==== DATA EXCERPTS ====

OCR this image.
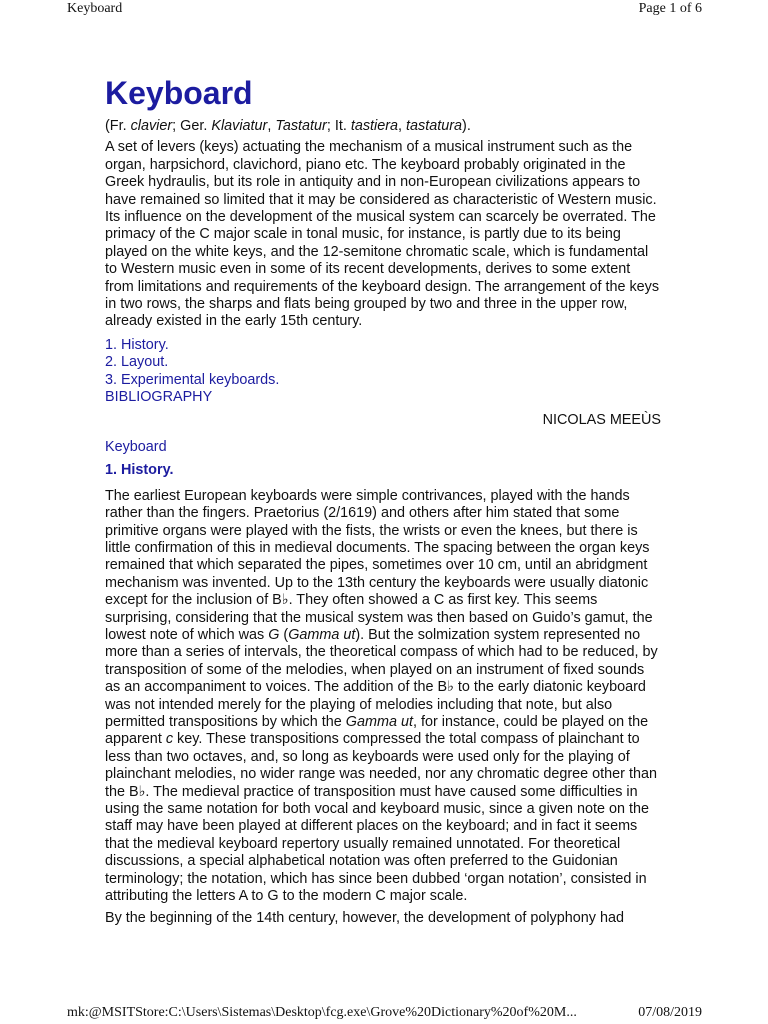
Keyboard	Page 1 of 6
Keyboard

(Fr. clavier; Ger. Klaviatur, Tastatur; It. tastiera, tastatura).

A set of levers (keys) actuating the mechanism of a musical instrument such as the organ, harpsichord, clavichord, piano etc. The keyboard probably originated in the Greek hydraulis, but its role in antiquity and in non-European civilizations appears to have remained so limited that it may be considered as characteristic of Western music. Its influence on the development of the musical system can scarcely be overrated. The primacy of the C major scale in tonal music, for instance, is partly due to its being played on the white keys, and the 12-semitone chromatic scale, which is fundamental to Western music even in some of its recent developments, derives to some extent from limitations and requirements of the keyboard design. The arrangement of the keys in two rows, the sharps and flats being grouped by two and three in the upper row, already existed in the early 15th century.

1. History.
2. Layout.
3. Experimental keyboards.
BIBLIOGRAPHY
NICOLAS MEEÙS
Keyboard
1. History.

The earliest European keyboards were simple contrivances, played with the hands rather than the fingers. Praetorius (2/1619) and others after him stated that some primitive organs were played with the fists, the wrists or even the knees, but there is little confirmation of this in medieval documents. The spacing between the organ keys remained that which separated the pipes, sometimes over 10 cm, until an abridgment mechanism was invented. Up to the 13th century the keyboards were usually diatonic except for the inclusion of B♭. They often showed a C as first key. This seems surprising, considering that the musical system was then based on Guido’s gamut, the lowest note of which was G (Gamma ut). But the solmization system represented no more than a series of intervals, the theoretical compass of which had to be reduced, by transposition of some of the melodies, when played on an instrument of fixed sounds as an accompaniment to voices. The addition of the B♭ to the early diatonic keyboard was not intended merely for the playing of melodies including that note, but also permitted transpositions by which the Gamma ut, for instance, could be played on the apparent c key. These transpositions compressed the total compass of plainchant to less than two octaves, and, so long as keyboards were used only for the playing of plainchant melodies, no wider range was needed, nor any chromatic degree other than the B♭. The medieval practice of transposition must have caused some difficulties in using the same notation for both vocal and keyboard music, since a given note on the staff may have been played at different places on the keyboard; and in fact it seems that the medieval keyboard repertory usually remained unnotated. For theoretical discussions, a special alphabetical notation was often preferred to the Guidonian terminology; the notation, which has since been dubbed ‘organ notation’, consisted in attributing the letters A to G to the modern C major scale.

By the beginning of the 14th century, however, the development of polyphony had

mk:@MSITStore:C:\Users\Sistemas\Desktop\fcg.exe\Grove%20Dictionary%20of%20M...	07/08/2019
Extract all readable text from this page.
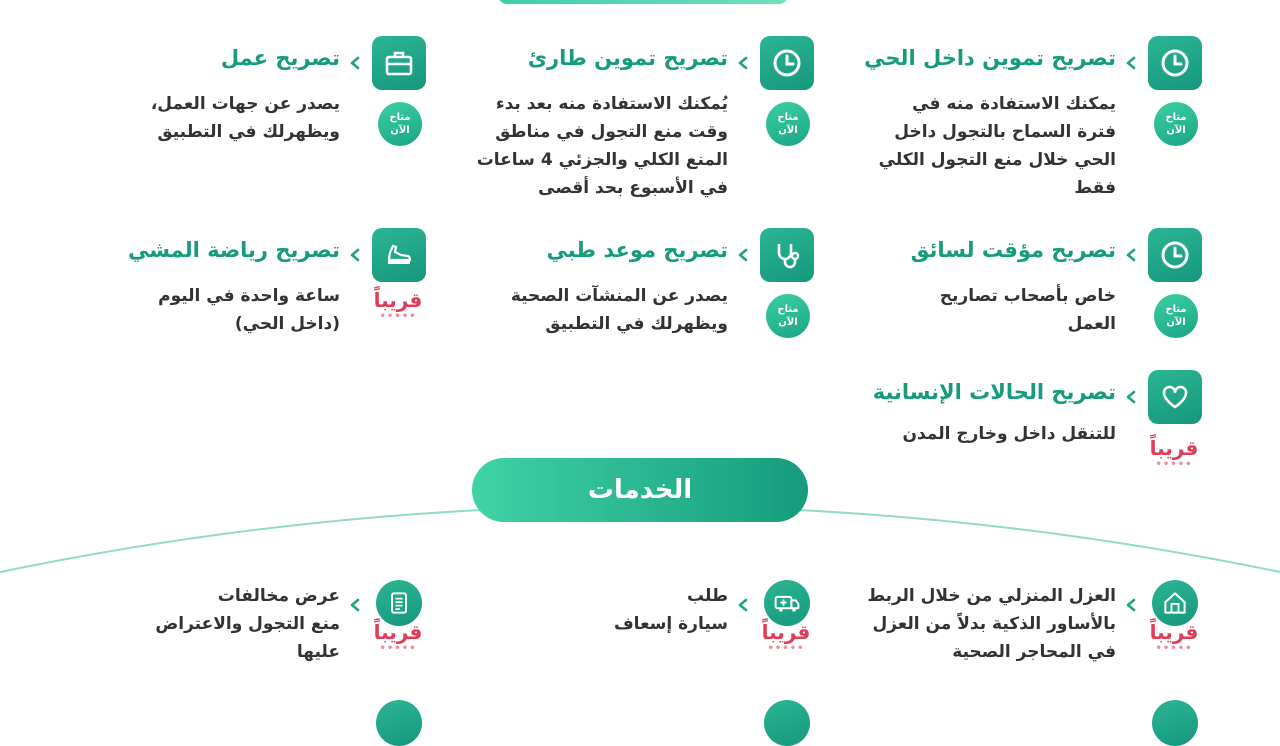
تصريح تموين داخل الحي
يمكنك الاستفادة منه في
فترة السماح بالتجول داخل
الحي خلال منع التجول الكلي
فقط
متاح
الآن
تصريح تموين طارئ
يُمكنك الاستفادة منه بعد بدء
وقت منع التجول في مناطق
المنع الكلي والجزئي 4 ساعات
في الأسبوع بحد أقصى
متاح
الآن
تصريح عمل
يصدر عن جهات العمل،
ويظهرلك في التطبيق
متاح
الآن
تصريح مؤقت لسائق
خاص بأصحاب تصاريح
العمل
متاح
الآن
تصريح موعد طبي
يصدر عن المنشآت الصحية
ويظهرلك في التطبيق
متاح
الآن
تصريح رياضة المشي
ساعة واحدة في اليوم
(داخل الحي)
قريباً
•••••
تصريح الحالات الإنسانية
للتنقل داخل وخارج المدن
قريباً
•••••
الخدمات
العزل المنزلي من خلال الربط
بالأساور الذكية بدلاً من العزل
في المحاجر الصحية
قريباً
•••••
طلب
سيارة إسعاف	قريباً
•••••
عرض مخالفات
منع التجول والاعتراض
عليها
قريباً
•••••
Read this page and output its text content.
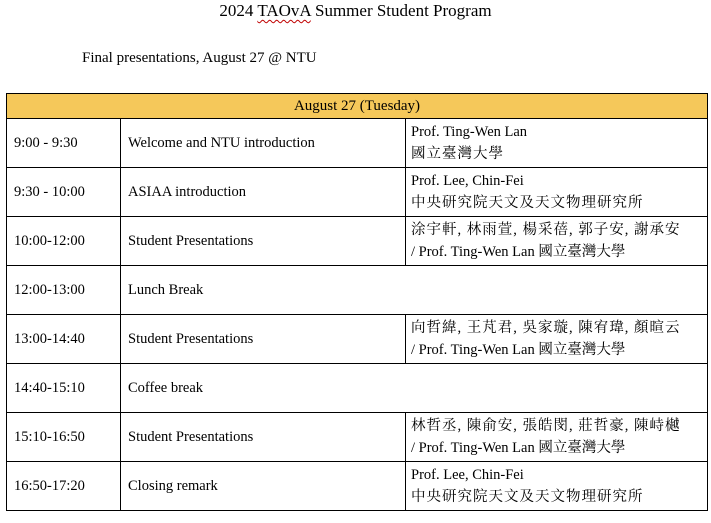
2024 TAOvA Summer Student Program
Final presentations, August 27 @ NTU
August 27 (Tuesday)		
9:00 - 9:30	Welcome and NTU introduction	Prof. Ting-Wen Lan
國立臺灣大學

9:30 - 10:00	ASIAA introduction	Prof. Lee, Chin-Fei
中央研究院天文及天文物理研究所

10:00-12:00	Student Presentations	涂宇軒, 林雨萱, 楊采蓓, 郭子安, 謝承安
/ Prof. Ting-Wen Lan 國立臺灣大學

12:00-13:00	Lunch Break	
13:00-14:40	Student Presentations	向哲緯, 王芃君, 吳家璇, 陳宥瑋, 顏暄云
/ Prof. Ting-Wen Lan 國立臺灣大學

14:40-15:10	Coffee break	
15:10-16:50	Student Presentations	林哲丞, 陳俞安, 張皓閔, 莊哲豪, 陳峙樾
/ Prof. Ting-Wen Lan 國立臺灣大學

16:50-17:20	Closing remark	Prof. Lee, Chin-Fei
中央研究院天文及天文物理研究所
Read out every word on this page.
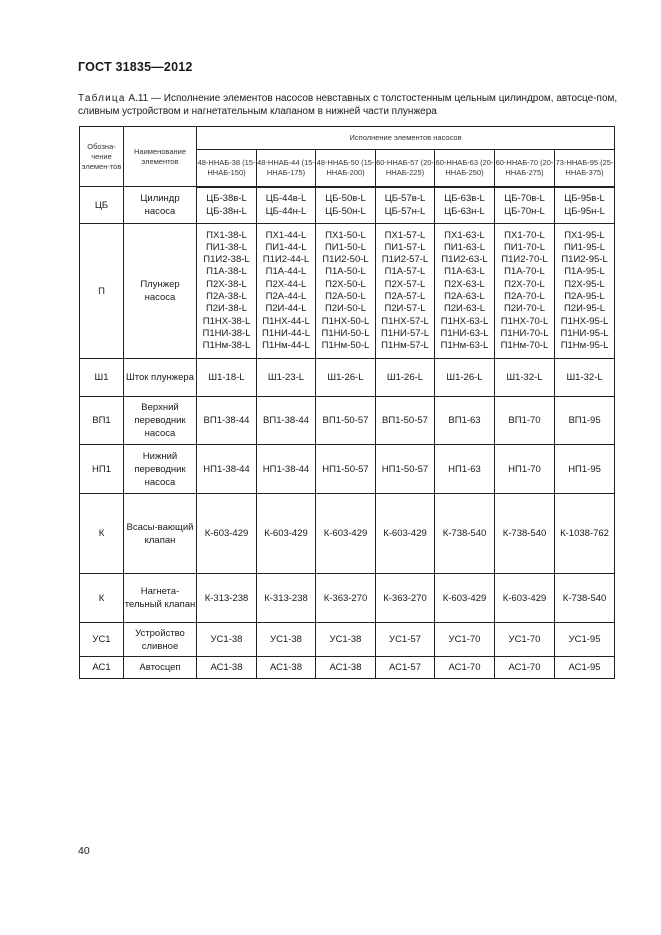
ГОСТ 31835—2012
Таблица А.11 — Исполнение элементов насосов невставных с толстостенным цельным цилиндром, автосце-пом, сливным устройством и нагнетательным клапаном в нижней части плунжера
Обозна-чение элемен-тов	Наименование элементов	Исполнение элементов насосов						
		48-ННАБ-38 (15-ННАБ-150)	48-ННАБ-44 (15-ННАБ-175)	48-ННАБ-50 (15-ННАБ-200)	60-ННАБ-57 (20-ННАБ-225)	60-ННАБ-63 (20-ННАБ-250)	60-ННАБ-70 (20-ННАБ-275)	73-ННАБ-95 (25-ННАБ-375)
ЦБ	Цилиндр насоса	ЦБ-38в-L ЦБ-38н-L	ЦБ-44в-L ЦБ-44н-L	ЦБ-50в-L ЦБ-50н-L	ЦБ-57в-L ЦБ-57н-L	ЦБ-63в-L ЦБ-63н-L	ЦБ-70в-L ЦБ-70н-L	ЦБ-95в-L ЦБ-95н-L
П	Плунжер насоса	ПХ1-38-L ПИ1-38-L П1И2-38-L П1А-38-L П2Х-38-L П2А-38-L П2И-38-L П1НХ-38-L П1НИ-38-L П1Нм-38-L	ПХ1-44-L ПИ1-44-L П1И2-44-L П1А-44-L П2Х-44-L П2А-44-L П2И-44-L П1НХ-44-L П1НИ-44-L П1Нм-44-L	ПХ1-50-L ПИ1-50-L П1И2-50-L П1А-50-L П2Х-50-L П2А-50-L П2И-50-L П1НХ-50-L П1НИ-50-L П1Нм-50-L	ПХ1-57-L ПИ1-57-L П1И2-57-L П1А-57-L П2Х-57-L П2А-57-L П2И-57-L П1НХ-57-L П1НИ-57-L П1Нм-57-L	ПХ1-63-L ПИ1-63-L П1И2-63-L П1А-63-L П2Х-63-L П2А-63-L П2И-63-L П1НХ-63-L П1НИ-63-L П1Нм-63-L	ПХ1-70-L ПИ1-70-L П1И2-70-L П1А-70-L П2Х-70-L П2А-70-L П2И-70-L П1НХ-70-L П1НИ-70-L П1Нм-70-L	ПХ1-95-L ПИ1-95-L П1И2-95-L П1А-95-L П2Х-95-L П2А-95-L П2И-95-L П1НХ-95-L П1НИ-95-L П1Нм-95-L
Ш1	Шток плунжера	Ш1-18-L	Ш1-23-L	Ш1-26-L	Ш1-26-L	Ш1-26-L	Ш1-32-L	Ш1-32-L
ВП1	Верхний переводник насоса	ВП1-38-44	ВП1-38-44	ВП1-50-57	ВП1-50-57	ВП1-63	ВП1-70	ВП1-95
НП1	Нижний переводник насоса	НП1-38-44	НП1-38-44	НП1-50-57	НП1-50-57	НП1-63	НП1-70	НП1-95
К	Всасы-вающий клапан	К-603-429	К-603-429	К-603-429	К-603-429	К-738-540	К-738-540	К-1038-762
К	Нагнета-тельный клапан	К-313-238	К-313-238	К-363-270	К-363-270	К-603-429	К-603-429	К-738-540
УС1	Устройство сливное	УС1-38	УС1-38	УС1-38	УС1-57	УС1-70	УС1-70	УС1-95
АС1	Автосцеп	АС1-38	АС1-38	АС1-38	АС1-57	АС1-70	АС1-70	АС1-95
40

====

TO BE DONE:
Out of the material above, select every line that holds the string "introduction".

EXERCISE ANSWER:
9:00 - 9:30	Welcome and NTU introduction	Prof. Ting-Wen Lan
9:30 - 10:00	ASIAA introduction	Prof. Lee, Chin-Fei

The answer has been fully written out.